Scan the lines and state how many carry "content". Leave out everything but the number.

__Given records__:
______

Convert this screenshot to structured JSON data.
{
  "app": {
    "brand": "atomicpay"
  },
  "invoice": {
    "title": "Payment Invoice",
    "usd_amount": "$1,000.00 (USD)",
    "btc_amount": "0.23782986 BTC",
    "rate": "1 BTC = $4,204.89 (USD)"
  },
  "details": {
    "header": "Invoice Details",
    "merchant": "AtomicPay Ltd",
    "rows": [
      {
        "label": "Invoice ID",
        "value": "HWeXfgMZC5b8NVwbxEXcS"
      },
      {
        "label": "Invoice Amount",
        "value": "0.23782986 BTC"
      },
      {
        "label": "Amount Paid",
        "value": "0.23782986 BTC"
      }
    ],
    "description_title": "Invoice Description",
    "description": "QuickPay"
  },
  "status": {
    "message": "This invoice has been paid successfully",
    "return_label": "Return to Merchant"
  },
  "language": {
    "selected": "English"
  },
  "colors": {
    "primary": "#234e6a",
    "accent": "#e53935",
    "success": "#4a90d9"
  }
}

______

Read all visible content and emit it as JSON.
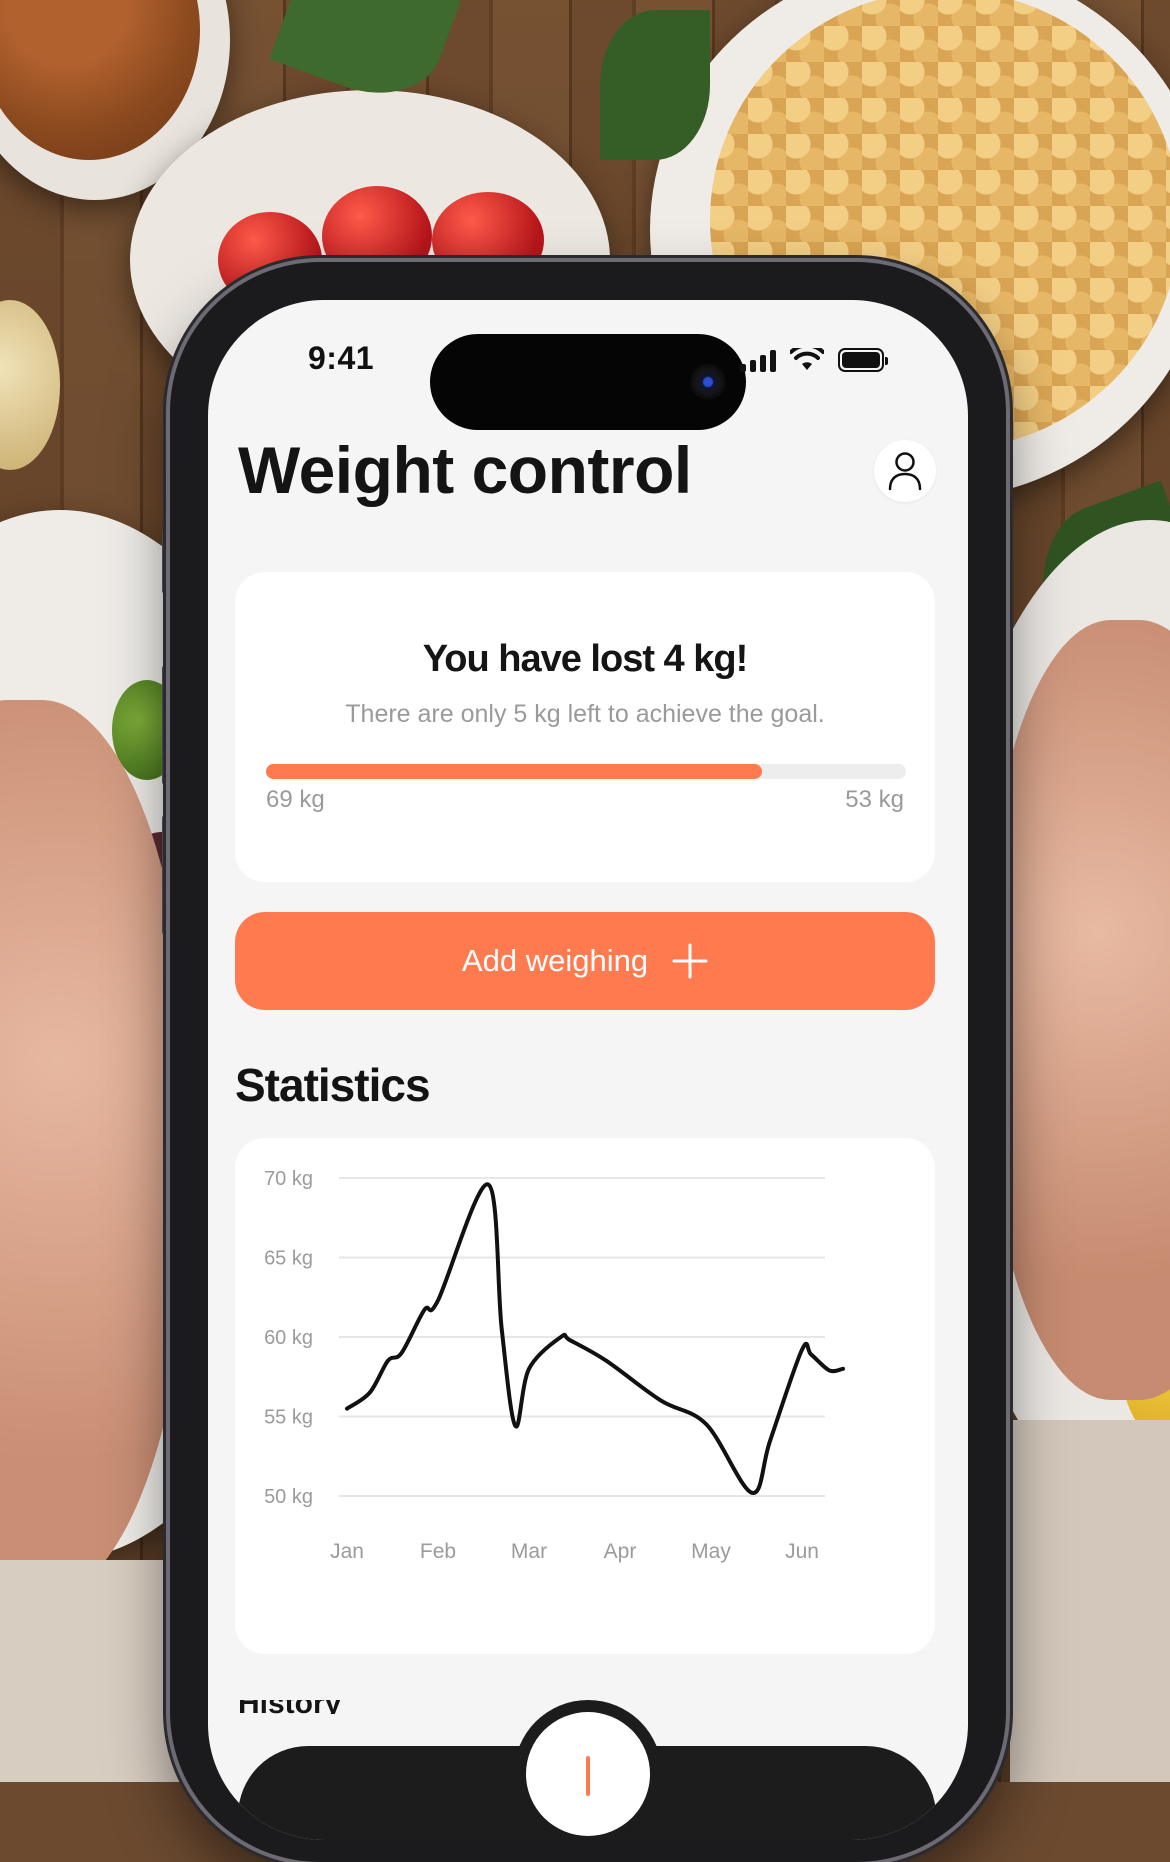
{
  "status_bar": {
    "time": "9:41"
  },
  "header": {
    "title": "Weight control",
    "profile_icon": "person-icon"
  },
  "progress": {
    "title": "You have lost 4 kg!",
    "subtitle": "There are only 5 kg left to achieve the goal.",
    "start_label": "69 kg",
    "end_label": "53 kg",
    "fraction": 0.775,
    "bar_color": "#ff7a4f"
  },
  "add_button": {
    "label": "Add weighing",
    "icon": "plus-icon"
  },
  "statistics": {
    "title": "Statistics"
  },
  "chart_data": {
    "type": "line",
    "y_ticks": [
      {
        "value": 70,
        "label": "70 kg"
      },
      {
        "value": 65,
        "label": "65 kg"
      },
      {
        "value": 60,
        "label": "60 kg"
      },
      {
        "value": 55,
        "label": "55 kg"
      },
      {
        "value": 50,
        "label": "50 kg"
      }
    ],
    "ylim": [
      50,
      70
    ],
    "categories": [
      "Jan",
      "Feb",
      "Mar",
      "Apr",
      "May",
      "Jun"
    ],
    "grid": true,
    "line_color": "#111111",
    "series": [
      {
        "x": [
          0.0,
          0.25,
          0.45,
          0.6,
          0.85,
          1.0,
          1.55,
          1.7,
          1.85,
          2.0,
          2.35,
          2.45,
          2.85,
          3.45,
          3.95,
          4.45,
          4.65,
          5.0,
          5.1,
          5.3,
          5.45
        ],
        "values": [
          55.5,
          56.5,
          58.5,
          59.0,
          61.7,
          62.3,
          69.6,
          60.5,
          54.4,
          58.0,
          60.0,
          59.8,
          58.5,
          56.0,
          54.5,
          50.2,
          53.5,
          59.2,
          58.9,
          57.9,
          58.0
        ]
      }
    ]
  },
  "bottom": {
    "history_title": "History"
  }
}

______

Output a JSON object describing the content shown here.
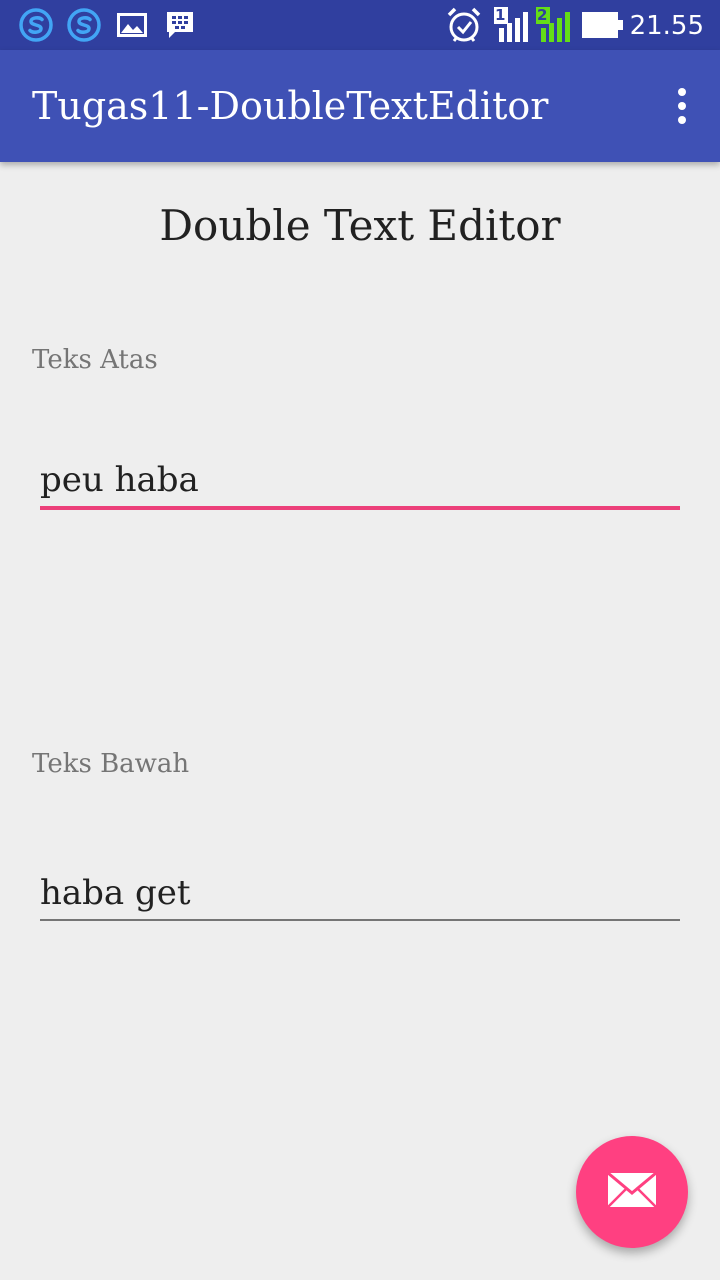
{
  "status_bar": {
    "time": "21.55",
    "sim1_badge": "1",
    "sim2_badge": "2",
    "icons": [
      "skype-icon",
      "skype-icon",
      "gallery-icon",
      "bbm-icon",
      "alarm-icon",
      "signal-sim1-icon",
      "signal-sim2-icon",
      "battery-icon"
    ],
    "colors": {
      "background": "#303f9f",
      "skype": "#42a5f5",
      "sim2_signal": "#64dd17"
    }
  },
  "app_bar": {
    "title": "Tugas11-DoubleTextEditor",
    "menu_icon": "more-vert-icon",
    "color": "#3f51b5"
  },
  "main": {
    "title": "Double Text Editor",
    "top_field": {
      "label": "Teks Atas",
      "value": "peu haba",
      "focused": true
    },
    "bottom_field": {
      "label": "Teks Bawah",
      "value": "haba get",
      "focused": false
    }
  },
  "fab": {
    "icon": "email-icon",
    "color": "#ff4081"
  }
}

______

__Response to this task__: 2